**Stated problem:** Filter the entries that follow, copying every line in which the word "Groups" appears.

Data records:

◆ ◆ ◆ ◆ ◆

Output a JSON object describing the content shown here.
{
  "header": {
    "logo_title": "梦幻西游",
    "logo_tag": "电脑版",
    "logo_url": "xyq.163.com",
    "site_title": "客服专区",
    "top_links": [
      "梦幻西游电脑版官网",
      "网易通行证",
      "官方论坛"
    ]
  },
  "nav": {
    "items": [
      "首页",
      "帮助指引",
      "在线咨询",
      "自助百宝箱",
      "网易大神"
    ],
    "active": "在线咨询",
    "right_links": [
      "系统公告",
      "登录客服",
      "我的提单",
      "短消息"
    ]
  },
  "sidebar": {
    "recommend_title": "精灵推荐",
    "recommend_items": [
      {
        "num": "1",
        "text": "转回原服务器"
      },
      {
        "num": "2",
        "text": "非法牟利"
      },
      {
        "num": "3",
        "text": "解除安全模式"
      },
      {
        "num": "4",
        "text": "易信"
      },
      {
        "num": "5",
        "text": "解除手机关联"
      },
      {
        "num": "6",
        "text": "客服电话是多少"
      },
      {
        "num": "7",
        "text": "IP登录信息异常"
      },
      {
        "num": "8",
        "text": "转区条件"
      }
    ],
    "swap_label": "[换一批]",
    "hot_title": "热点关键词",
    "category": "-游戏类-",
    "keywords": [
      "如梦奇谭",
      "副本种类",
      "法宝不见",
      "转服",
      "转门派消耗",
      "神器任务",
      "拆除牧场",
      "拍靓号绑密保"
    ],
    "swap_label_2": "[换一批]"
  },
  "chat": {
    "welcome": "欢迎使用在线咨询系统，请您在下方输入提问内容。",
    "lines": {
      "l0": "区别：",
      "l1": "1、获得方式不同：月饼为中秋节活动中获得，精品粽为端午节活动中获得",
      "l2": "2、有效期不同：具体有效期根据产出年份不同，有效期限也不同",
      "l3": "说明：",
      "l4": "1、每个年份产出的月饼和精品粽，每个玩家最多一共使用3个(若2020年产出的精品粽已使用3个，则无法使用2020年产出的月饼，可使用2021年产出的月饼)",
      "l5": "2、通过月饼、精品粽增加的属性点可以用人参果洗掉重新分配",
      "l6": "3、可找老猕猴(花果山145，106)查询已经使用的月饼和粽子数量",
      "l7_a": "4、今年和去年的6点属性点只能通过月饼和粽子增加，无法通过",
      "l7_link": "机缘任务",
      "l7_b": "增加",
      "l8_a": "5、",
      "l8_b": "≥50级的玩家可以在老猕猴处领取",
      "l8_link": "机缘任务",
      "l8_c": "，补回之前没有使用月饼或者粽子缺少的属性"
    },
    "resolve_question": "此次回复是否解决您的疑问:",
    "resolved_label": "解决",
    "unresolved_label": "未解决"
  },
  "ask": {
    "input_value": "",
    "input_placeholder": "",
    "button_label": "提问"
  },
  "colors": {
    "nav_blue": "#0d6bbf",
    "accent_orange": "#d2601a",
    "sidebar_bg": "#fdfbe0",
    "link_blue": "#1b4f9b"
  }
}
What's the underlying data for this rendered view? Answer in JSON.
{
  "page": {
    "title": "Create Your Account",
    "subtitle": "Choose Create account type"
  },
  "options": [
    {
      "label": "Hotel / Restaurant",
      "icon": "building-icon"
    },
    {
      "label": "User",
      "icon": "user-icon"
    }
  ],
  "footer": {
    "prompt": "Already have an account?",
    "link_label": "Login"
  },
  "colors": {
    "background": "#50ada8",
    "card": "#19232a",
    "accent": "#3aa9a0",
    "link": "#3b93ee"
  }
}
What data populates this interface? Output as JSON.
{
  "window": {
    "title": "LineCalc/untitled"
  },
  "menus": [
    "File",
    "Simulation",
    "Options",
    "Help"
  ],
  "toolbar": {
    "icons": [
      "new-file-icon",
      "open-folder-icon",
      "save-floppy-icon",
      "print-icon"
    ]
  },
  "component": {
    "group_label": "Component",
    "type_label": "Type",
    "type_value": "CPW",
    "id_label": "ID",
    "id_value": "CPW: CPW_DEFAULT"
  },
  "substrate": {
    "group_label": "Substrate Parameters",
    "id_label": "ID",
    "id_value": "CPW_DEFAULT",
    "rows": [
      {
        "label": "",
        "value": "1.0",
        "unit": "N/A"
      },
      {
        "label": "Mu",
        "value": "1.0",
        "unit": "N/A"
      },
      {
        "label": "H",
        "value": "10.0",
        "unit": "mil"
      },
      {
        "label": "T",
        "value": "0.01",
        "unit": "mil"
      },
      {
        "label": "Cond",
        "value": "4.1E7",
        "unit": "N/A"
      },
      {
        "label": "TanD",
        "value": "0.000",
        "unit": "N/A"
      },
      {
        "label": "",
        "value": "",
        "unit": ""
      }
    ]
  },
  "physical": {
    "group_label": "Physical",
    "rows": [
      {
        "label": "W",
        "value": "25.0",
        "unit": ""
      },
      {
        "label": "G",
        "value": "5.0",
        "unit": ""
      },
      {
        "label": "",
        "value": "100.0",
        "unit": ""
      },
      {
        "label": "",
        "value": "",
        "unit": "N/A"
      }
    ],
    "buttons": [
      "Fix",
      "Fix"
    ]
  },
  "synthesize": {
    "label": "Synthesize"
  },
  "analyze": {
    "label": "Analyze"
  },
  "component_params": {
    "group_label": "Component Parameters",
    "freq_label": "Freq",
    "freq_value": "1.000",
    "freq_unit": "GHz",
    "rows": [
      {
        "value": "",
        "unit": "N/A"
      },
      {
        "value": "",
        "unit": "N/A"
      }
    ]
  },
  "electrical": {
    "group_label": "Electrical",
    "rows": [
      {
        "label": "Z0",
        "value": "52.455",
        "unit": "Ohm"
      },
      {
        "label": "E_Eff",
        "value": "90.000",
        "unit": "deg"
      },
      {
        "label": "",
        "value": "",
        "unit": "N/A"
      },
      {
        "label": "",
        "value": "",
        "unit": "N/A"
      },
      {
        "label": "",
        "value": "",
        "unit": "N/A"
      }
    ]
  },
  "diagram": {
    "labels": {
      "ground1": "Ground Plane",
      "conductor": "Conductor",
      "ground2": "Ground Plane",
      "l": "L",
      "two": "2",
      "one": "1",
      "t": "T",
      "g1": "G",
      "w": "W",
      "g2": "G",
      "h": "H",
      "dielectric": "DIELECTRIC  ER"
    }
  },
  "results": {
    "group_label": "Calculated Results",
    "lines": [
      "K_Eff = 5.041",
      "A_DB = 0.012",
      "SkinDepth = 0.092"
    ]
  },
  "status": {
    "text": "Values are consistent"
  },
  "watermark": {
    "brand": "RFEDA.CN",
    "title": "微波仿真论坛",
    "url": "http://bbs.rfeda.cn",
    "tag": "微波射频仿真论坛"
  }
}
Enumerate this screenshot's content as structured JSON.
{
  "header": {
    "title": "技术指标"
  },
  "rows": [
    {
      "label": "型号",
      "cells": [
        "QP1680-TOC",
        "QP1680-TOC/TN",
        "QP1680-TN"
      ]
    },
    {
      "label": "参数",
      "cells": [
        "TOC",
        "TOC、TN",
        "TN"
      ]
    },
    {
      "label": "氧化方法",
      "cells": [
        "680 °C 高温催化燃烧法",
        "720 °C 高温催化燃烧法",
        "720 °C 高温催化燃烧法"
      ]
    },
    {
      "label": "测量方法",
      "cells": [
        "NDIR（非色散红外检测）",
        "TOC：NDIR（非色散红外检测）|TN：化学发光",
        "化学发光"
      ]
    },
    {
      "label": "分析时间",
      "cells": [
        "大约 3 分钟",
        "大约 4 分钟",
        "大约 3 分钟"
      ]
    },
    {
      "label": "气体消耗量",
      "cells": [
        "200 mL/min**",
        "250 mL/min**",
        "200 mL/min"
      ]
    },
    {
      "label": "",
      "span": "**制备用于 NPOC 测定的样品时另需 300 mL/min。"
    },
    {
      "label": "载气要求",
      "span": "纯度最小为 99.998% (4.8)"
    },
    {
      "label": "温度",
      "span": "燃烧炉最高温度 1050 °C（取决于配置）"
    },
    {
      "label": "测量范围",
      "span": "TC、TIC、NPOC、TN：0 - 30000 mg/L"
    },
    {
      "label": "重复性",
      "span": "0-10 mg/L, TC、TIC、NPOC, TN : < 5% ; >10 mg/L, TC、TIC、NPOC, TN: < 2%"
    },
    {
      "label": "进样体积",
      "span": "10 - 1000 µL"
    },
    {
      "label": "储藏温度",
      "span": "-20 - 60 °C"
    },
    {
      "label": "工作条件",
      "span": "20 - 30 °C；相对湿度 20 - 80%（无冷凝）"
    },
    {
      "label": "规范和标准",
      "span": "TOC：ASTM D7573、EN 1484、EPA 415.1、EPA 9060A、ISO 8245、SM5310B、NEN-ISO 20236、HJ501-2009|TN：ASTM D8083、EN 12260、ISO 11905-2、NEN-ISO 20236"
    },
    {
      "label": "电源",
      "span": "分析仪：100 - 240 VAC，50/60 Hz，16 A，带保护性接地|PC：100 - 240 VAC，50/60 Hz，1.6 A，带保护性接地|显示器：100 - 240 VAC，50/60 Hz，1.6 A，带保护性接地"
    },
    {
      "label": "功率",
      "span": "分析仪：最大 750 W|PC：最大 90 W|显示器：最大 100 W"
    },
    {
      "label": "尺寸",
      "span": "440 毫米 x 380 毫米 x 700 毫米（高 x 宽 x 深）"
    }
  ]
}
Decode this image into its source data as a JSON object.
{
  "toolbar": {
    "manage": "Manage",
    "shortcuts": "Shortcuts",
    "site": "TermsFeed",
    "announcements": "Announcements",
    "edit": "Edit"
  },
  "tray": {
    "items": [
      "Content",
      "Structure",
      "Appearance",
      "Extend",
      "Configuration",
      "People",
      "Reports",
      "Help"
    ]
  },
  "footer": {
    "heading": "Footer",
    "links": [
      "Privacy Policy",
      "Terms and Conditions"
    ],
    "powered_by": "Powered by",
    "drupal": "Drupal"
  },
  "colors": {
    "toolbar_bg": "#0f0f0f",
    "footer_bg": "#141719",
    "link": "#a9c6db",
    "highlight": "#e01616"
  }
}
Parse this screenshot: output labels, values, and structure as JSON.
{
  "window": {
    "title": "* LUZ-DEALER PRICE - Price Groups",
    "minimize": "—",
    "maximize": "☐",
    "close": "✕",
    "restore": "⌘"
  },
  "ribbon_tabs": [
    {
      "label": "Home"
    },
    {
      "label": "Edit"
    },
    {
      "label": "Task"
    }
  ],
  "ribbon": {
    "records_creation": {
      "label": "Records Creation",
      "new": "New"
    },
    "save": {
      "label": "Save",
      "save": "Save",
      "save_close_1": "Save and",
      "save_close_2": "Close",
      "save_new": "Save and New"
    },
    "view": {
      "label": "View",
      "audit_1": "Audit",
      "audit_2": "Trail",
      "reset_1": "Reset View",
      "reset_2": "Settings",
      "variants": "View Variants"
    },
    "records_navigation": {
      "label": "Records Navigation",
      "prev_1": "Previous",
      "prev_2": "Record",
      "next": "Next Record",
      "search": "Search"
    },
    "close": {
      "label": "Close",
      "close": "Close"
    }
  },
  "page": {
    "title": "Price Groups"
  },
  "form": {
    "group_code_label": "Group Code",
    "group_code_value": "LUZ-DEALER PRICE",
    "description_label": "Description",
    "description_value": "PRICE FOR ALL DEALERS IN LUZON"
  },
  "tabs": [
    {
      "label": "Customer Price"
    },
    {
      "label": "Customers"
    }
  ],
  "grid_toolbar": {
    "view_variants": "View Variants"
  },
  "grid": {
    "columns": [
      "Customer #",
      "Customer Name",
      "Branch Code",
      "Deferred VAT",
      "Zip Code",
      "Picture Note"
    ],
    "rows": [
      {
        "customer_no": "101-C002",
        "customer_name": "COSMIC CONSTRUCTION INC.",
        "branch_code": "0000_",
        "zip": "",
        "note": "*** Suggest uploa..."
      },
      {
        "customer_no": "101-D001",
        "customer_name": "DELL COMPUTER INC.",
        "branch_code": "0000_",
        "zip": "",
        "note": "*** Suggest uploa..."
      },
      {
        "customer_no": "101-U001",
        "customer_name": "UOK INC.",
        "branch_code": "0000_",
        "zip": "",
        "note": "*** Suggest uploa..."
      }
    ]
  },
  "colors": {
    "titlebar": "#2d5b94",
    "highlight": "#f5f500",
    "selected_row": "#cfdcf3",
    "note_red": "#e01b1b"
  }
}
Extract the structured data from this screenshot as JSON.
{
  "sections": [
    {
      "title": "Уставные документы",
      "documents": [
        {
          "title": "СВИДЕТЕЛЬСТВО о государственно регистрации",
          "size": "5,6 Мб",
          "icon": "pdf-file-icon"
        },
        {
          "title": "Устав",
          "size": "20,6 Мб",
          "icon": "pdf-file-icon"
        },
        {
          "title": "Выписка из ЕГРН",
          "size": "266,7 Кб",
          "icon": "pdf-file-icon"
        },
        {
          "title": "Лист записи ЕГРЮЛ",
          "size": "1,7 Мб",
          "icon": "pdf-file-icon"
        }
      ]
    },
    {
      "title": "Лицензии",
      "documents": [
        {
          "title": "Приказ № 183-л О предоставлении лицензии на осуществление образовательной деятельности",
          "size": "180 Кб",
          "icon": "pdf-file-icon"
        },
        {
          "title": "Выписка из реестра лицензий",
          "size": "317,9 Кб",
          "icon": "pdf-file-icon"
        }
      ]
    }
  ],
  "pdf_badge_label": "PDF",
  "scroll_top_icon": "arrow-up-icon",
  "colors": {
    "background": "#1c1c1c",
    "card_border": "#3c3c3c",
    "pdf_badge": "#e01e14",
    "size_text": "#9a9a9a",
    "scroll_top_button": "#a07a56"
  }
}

◆ ◆ ◆ ◆ ◆

**Result of this task:**
    "title": "* LUZ-DEALER PRICE - Price Groups",
    "title": "Price Groups"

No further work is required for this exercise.